Task prompt » Your task is to gather the lines below that hold the string "this".
--- Begin Input ---
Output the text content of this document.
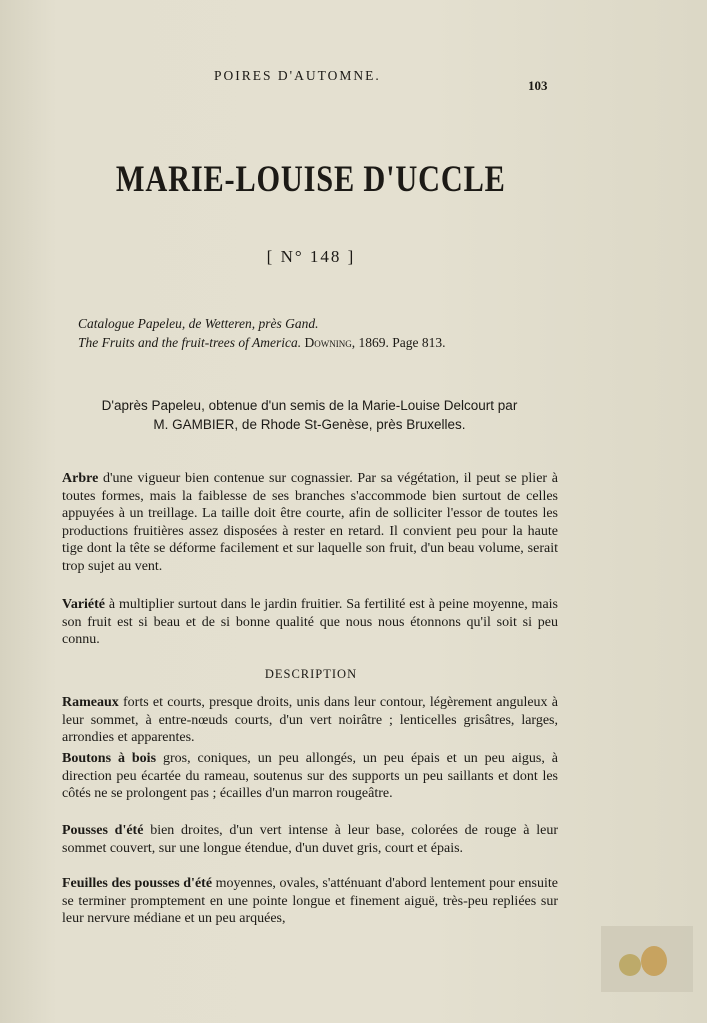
POIRES D'AUTOMNE.
103
MARIE-LOUISE D'UCCLE
[ N° 148 ]
Catalogue Papeleu, de Wetteren, près Gand.
The Fruits and the fruit-trees of America. Downing, 1869. Page 813.
D'après Papeleu, obtenue d'un semis de la Marie-Louise Delcourt par
M. GAMBIER, de Rhode St-Genèse, près Bruxelles.
Arbre d'une vigueur bien contenue sur cognassier. Par sa végétation, il peut se plier à toutes formes, mais la faiblesse de ses branches s'accommode bien surtout de celles appuyées à un treillage. La taille doit être courte, afin de solliciter l'essor de toutes les productions fruitières assez disposées à rester en retard. Il convient peu pour la haute tige dont la tête se déforme facilement et sur laquelle son fruit, d'un beau volume, serait trop sujet au vent.
Variété à multiplier surtout dans le jardin fruitier. Sa fertilité est à peine moyenne, mais son fruit est si beau et de si bonne qualité que nous nous étonnons qu'il soit si peu connu.
DESCRIPTION
Rameaux forts et courts, presque droits, unis dans leur contour, légèrement anguleux à leur sommet, à entre-nœuds courts, d'un vert noirâtre ; lenticelles grisâtres, larges, arrondies et apparentes.
Boutons à bois gros, coniques, un peu allongés, un peu épais et un peu aigus, à direction peu écartée du rameau, soutenus sur des supports un peu saillants et dont les côtés ne se prolongent pas ; écailles d'un marron rougeâtre.
Pousses d'été bien droites, d'un vert intense à leur base, colorées de rouge à leur sommet couvert, sur une longue étendue, d'un duvet gris, court et épais.
Feuilles des pousses d'été moyennes, ovales, s'atténuant d'abord lentement pour ensuite se terminer promptement en une pointe longue et finement aiguë, très-peu repliées sur leur nervure médiane et un peu arquées,
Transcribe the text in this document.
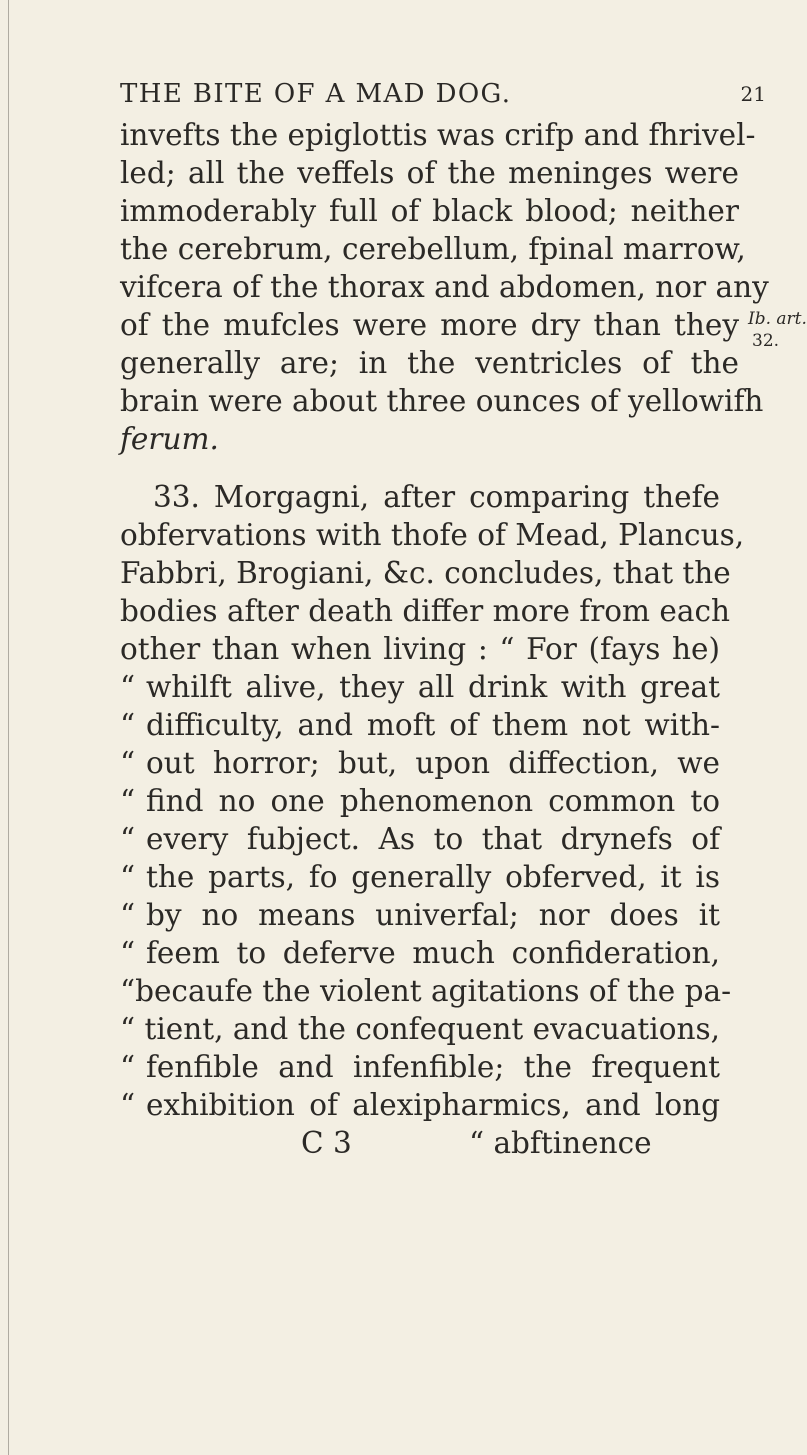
THE BITE OF A MAD DOG.	21
Ib. art.
32.
invefts the epiglottis was crifp and fhrivel-
led; all the veffels of the meninges were
immoderably full of black blood; neither
the cerebrum, cerebellum, fpinal marrow,
vifcera of the thorax and abdomen, nor any
of the mufcles were more dry than they
generally are; in the ventricles of the
brain were about three ounces of yellowifh
ferum.
33. Morgagni, after comparing thefe
obfervations with thofe of Mead, Plancus,
Fabbri, Brogiani, &c. concludes, that the
bodies after death differ more from each
other than when living : “ For (fays he)
“ whilft alive, they all drink with great
“ difficulty, and moft of them not with-
“ out horror; but, upon diffection, we
“ find no one phenomenon common to
“ every fubject. As to that drynefs of
“ the parts, fo generally obferved, it is
“ by no means univerfal; nor does it
“ feem to deferve much confideration,
“ becaufe the violent agitations of the pa-
“ tient, and the confequent evacuations,
“ fenfible and infenfible; the frequent
“ exhibition of alexipharmics, and long
C 3	“ abftinence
--- End Input ---
Complete response »
Output the text content of this document.
Transcribe the text in this document.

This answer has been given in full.